**To be done:** Copy out all of the material, matching it word for word.

**Data excerpts:**
|---|

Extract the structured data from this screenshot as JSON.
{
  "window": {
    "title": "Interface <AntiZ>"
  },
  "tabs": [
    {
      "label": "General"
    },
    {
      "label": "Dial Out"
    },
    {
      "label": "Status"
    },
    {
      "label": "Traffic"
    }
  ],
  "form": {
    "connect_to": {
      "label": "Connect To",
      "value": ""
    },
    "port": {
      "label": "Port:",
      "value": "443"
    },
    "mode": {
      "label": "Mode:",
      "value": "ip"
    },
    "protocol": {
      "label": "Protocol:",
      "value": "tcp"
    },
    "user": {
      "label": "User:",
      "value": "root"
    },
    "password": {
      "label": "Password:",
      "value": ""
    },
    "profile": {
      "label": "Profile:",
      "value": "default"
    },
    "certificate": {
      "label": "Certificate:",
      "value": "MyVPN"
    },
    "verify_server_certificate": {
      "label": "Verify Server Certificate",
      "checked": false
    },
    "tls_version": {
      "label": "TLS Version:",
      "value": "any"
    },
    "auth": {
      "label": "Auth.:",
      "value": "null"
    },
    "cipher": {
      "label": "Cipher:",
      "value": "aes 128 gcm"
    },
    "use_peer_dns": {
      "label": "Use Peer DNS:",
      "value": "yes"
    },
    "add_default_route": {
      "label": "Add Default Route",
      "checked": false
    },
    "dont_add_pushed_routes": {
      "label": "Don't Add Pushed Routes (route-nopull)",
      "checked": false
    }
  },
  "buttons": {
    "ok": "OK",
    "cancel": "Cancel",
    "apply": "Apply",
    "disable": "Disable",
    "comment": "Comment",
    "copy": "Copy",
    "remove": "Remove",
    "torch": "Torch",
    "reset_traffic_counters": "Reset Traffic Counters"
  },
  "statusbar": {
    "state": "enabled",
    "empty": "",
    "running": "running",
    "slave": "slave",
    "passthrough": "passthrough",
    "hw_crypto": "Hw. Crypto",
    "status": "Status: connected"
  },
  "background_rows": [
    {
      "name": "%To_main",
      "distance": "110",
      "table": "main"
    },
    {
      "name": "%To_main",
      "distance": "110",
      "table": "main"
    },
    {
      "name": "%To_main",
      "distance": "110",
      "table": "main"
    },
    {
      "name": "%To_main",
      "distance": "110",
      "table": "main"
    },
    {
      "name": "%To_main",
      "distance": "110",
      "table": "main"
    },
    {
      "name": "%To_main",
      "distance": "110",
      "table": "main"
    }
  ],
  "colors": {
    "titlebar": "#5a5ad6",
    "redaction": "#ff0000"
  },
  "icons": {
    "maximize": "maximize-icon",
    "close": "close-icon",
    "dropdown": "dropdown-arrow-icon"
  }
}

|---|

**Correct response:**
Extract the structured data from this screenshot as JSON.
{
  "window": {
    "title": "Interface <AntiZ>"
  },
  "tabs": [
    {
      "label": "General"
    },
    {
      "label": "Dial Out"
    },
    {
      "label": "Status"
    },
    {
      "label": "Traffic"
    }
  ],
  "form": {
    "connect_to": {
      "label": "Connect To",
      "value": ""
    },
    "port": {
      "label": "Port:",
      "value": "443"
    },
    "mode": {
      "label": "Mode:",
      "value": "ip"
    },
    "protocol": {
      "label": "Protocol:",
      "value": "tcp"
    },
    "user": {
      "label": "User:",
      "value": "root"
    },
    "password": {
      "label": "Password:",
      "value": ""
    },
    "profile": {
      "label": "Profile:",
      "value": "default"
    },
    "certificate": {
      "label": "Certificate:",
      "value": "MyVPN"
    },
    "verify_server_certificate": {
      "label": "Verify Server Certificate",
      "checked": false
    },
    "tls_version": {
      "label": "TLS Version:",
      "value": "any"
    },
    "auth": {
      "label": "Auth.:",
      "value": "null"
    },
    "cipher": {
      "label": "Cipher:",
      "value": "aes 128 gcm"
    },
    "use_peer_dns": {
      "label": "Use Peer DNS:",
      "value": "yes"
    },
    "add_default_route": {
      "label": "Add Default Route",
      "checked": false
    },
    "dont_add_pushed_routes": {
      "label": "Don't Add Pushed Routes (route-nopull)",
      "checked": false
    }
  },
  "buttons": {
    "ok": "OK",
    "cancel": "Cancel",
    "apply": "Apply",
    "disable": "Disable",
    "comment": "Comment",
    "copy": "Copy",
    "remove": "Remove",
    "torch": "Torch",
    "reset_traffic_counters": "Reset Traffic Counters"
  },
  "statusbar": {
    "state": "enabled",
    "empty": "",
    "running": "running",
    "slave": "slave",
    "passthrough": "passthrough",
    "hw_crypto": "Hw. Crypto",
    "status": "Status: connected"
  },
  "background_rows": [
    {
      "name": "%To_main",
      "distance": "110",
      "table": "main"
    },
    {
      "name": "%To_main",
      "distance": "110",
      "table": "main"
    },
    {
      "name": "%To_main",
      "distance": "110",
      "table": "main"
    },
    {
      "name": "%To_main",
      "distance": "110",
      "table": "main"
    },
    {
      "name": "%To_main",
      "distance": "110",
      "table": "main"
    },
    {
      "name": "%To_main",
      "distance": "110",
      "table": "main"
    }
  ],
  "colors": {
    "titlebar": "#5a5ad6",
    "redaction": "#ff0000"
  },
  "icons": {
    "maximize": "maximize-icon",
    "close": "close-icon",
    "dropdown": "dropdown-arrow-icon"
  }
}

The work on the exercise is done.